> Excerpt to read
Iran’s Long Game: Turning War into a Costly Stalemate

Opinion 29-03-2026 | 13:10

Iran’s Long Game: Turning War into a Costly Stalemate

From oil chokepoints to nuclear threats, this analysis uncovers the hidden currents driving a war that could redraw global power—and why every move matters from Washington to Hormuz. 
Iran’s Long Game: Turning War into a Costly Stalemate
Who wins in politics? (AFP)
Smaller Bigger

The images of this war are not captured by a crater on a runway or a smoke cloud over a facility; rather, they are compounded: the paralysis of tankers, insurance policies, and contingency plans at Asian refineries, and the gloom looming over central banks.

 

 

A believer does not fall into the same pit twice! Yet Trump fell for Netanyahu’s deception twice: first over the twelve‑day war and claims about Iran’s nearness to producing a bomb, and then over the supposed imminent fall of the Iranian regime.

> Supplied material
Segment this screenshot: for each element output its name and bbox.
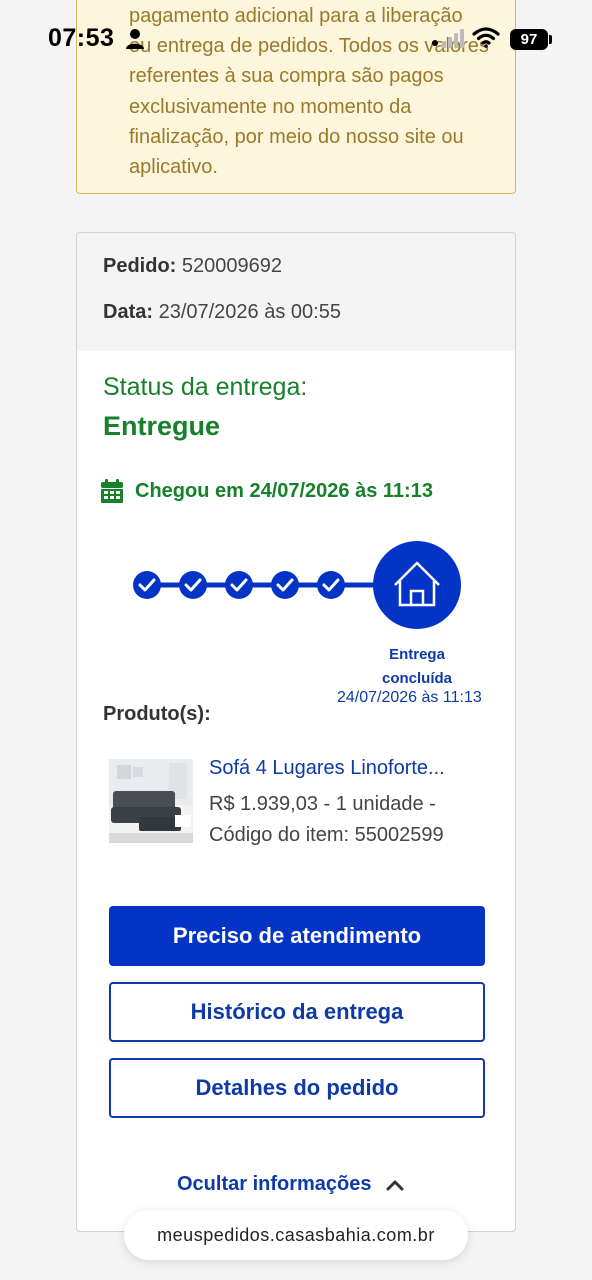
product-name-link[interactable]: Sofá 4 Lugares Linoforte... — [209, 757, 445, 780]
step-5-check-icon — [317, 571, 345, 599]
step-4-check-icon — [271, 571, 299, 599]
delivered-house-icon — [373, 541, 461, 629]
hide-info-toggle[interactable]: Ocultar informações — [177, 1173, 404, 1196]
arrival-info: Chegou em 24/07/2026 às 11:13 — [101, 479, 433, 503]
order-date-row: Data: 23/07/2026 às 00:55 — [103, 301, 489, 347]
product-info: R$ 1.939,03 - 1 unidade - Código do item… — [209, 789, 499, 851]
order-number-row: Pedido: 520009692 — [103, 255, 489, 301]
order-card: Pedido: 520009692 Data: 23/07/2026 às 00… — [76, 232, 516, 1232]
product-price: R$ 1.939,03 - 1 unidade - — [209, 793, 436, 815]
order-details-button[interactable]: Detalhes do pedido — [109, 1058, 485, 1118]
arrival-text: Chegou em 24/07/2026 às 11:13 — [135, 479, 433, 502]
support-button[interactable]: Preciso de atendimento — [109, 906, 485, 966]
delivery-history-button[interactable]: Histórico da entrega — [109, 982, 485, 1042]
hide-info-label: Ocultar informações — [177, 1173, 372, 1195]
final-step-label: Entrega concluída — [381, 646, 452, 687]
delivery-status-label: Status da entrega: — [103, 373, 308, 401]
order-header: Pedido: 520009692 Data: 23/07/2026 às 00… — [77, 233, 515, 351]
order-number: 520009692 — [181, 255, 283, 277]
final-step-date: 24/07/2026 às 11:13 — [337, 689, 482, 706]
payment-notice: pagamento adicional para a liberação ou … — [76, 0, 516, 194]
calendar-icon — [101, 479, 123, 503]
order-number-label: Pedido: — [103, 255, 177, 277]
step-3-check-icon — [225, 571, 253, 599]
battery-cap — [549, 35, 552, 44]
browser-url-bar[interactable]: meuspedidos.casasbahia.com.br — [124, 1210, 468, 1260]
payment-notice-text: pagamento adicional para a liberação ou … — [129, 5, 489, 179]
step-2-check-icon — [179, 571, 207, 599]
product-code: Código do item: 55002599 — [209, 824, 444, 846]
step-1-check-icon — [133, 571, 161, 599]
delivery-status-value: Entregue — [103, 411, 221, 441]
products-label: Produto(s): — [103, 703, 211, 725]
order-date-label: Data: — [103, 301, 154, 323]
delivery-tracker — [133, 541, 461, 629]
chevron-up-icon — [386, 1180, 404, 1190]
order-date: 23/07/2026 às 00:55 — [158, 301, 341, 323]
product-thumbnail[interactable] — [109, 759, 193, 843]
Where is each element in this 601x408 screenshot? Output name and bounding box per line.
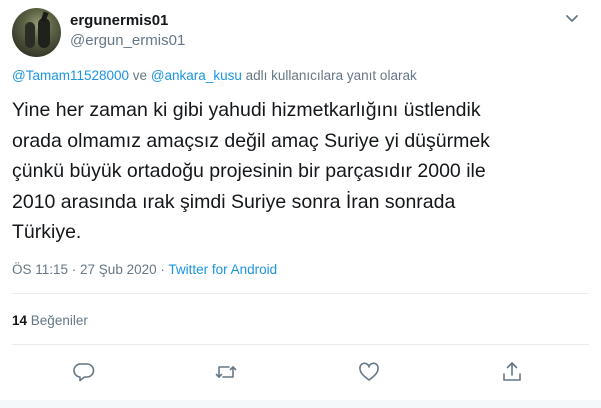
likes-summary[interactable]: 14 Beğeniler	[12, 313, 88, 328]
tweet-text-line: çünkü büyük ortadoğu projesinin bir parç…	[12, 160, 486, 182]
chevron-down-icon[interactable]	[562, 8, 582, 28]
tweet-text-line: Yine her zaman ki gibi yahudi hizmetkarl…	[12, 99, 481, 121]
reply-user-link[interactable]: @Tamam11528000	[12, 68, 129, 83]
divider	[12, 293, 589, 294]
user-handle[interactable]: @ergun_ermis01	[70, 32, 185, 49]
action-bar	[0, 360, 601, 384]
reply-context: @Tamam11528000 ve @ankara_kusu adlı kull…	[12, 68, 417, 83]
bottom-border	[0, 400, 601, 408]
heart-icon[interactable]	[357, 360, 381, 384]
source-link[interactable]: Twitter for Android	[168, 262, 277, 277]
likes-label: Beğeniler	[30, 313, 88, 328]
divider	[12, 344, 589, 345]
tweet-card: ergunermis01 @ergun_ermis01 @Tamam115280…	[0, 0, 601, 408]
timestamp[interactable]: ÖS 11:15 · 27 Şub 2020	[12, 262, 157, 277]
display-name[interactable]: ergunermis01	[70, 12, 168, 29]
tweet-text-line: Türkiye.	[12, 221, 82, 243]
tweet-text-line: 2010 arasında ırak şimdi Suriye sonra İr…	[12, 190, 456, 213]
share-icon[interactable]	[500, 360, 524, 384]
tweet-text: Yine her zaman ki gibi yahudi hizmetkarl…	[12, 95, 597, 248]
meta-separator: ·	[156, 262, 169, 277]
retweet-icon[interactable]	[214, 360, 238, 384]
tweet-meta: ÖS 11:15 · 27 Şub 2020 · Twitter for And…	[12, 262, 277, 277]
reply-suffix: adlı kullanıcılara yanıt olarak	[245, 68, 417, 83]
tweet-text-line: orada olmamız amaçsız değil amaç Suriye …	[12, 129, 490, 152]
reply-user-link[interactable]: @ankara_kusu	[151, 68, 242, 83]
likes-count: 14	[12, 313, 28, 328]
reply-icon[interactable]	[72, 360, 96, 384]
reply-connector: ve	[132, 68, 148, 83]
avatar[interactable]	[12, 8, 61, 57]
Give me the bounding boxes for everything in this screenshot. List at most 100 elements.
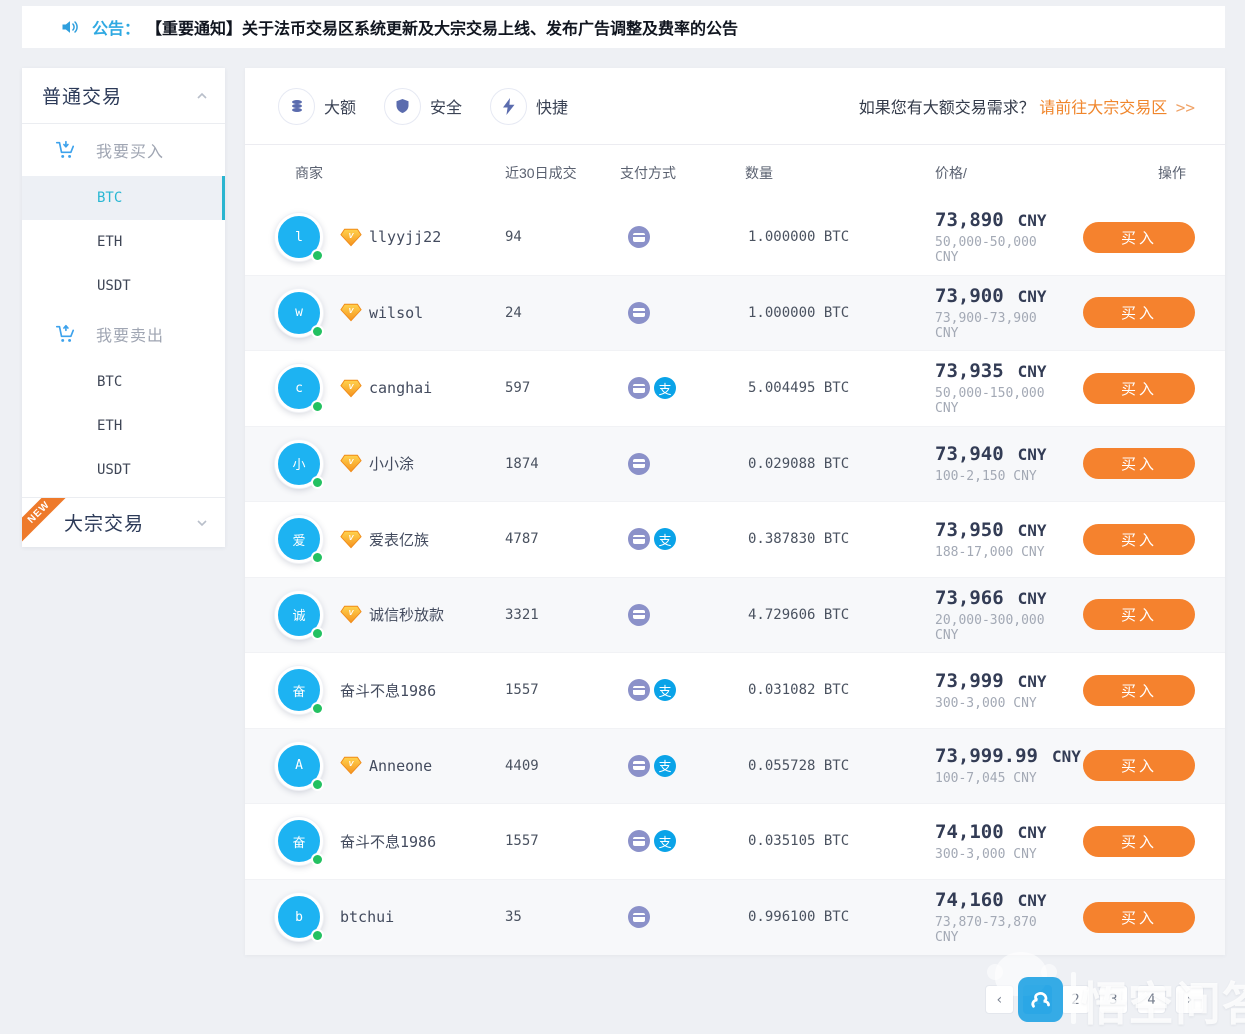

> Written instruction 1
Return the passage of the Iran opinion piece from "Opinion 29-03-2026 |" to "Washington to Hormuz.", copying it word for word.
> Written instruction 2
Decide whether each statement agrees with the Iran opinion piece, answering yes or no and quoting the words of the piece that settle it: (a) Trump is said to have fallen for Netanyahu's deception twice. (b) The images of this war are said to be captured by a crater on a runway. (c) The piece mentions contingency plans at European refineries.
> Written instruction 3
Write what comes next in the Iran opinion piece, picking up after its final sentence.
Leave the items aside; they have nothing to do with what is asked here.

> Final result 1
Opinion 29-03-2026 | 13:10

Iran’s Long Game: Turning War into a Costly Stalemate

From oil chokepoints to nuclear threats, this analysis uncovers the hidden currents driving a war that could redraw global power—and why every move matters from Washington to Hormuz.

> Final result 2
(a) Yes: "Trump fell for Netanyahu’s deception twice"
(b) No: "The images of this war are not captured by a crater on a runway or a smoke cloud over a facility"
(c) No: "contingency plans at Asian refineries"

> Final result 3
Bleeding wolf

But a month after this war, one central fact has emerged: Iran is not a banana republic; its vital parts have been deeply injured, but not paralyzed, giving the conflict an extended lifetime.

 

A state that loses without being defeated continues to wrestle with its excruciating wounds, like a bleeding wolf, yet remains capable of denying its adversaries a complete victory. There are many such incomplete wars in this Middle East.

 

 

The lesson is: who wins in politics? And who loses? Since politics does not emerge from missile platforms but from governing authority on the ground, Tehran is ruled not from the sky, but from the ground!

 

 

Tactical break

Israel does not seek peace with Iran, but regards any Iranian commitment that falls short of Iran’s final and absolute defeat as a weak pledge. As was underscored by the Twelve‑Day War, Iran views a ceasefire as merely a tactical break, a chance to prepare to restore deterrence in the next round.

 

In this zero-sum game of endurance, unless the conflict’s political context changes, each side will wager that its opponent will tire first. Both will reignite “fire from small sparks.”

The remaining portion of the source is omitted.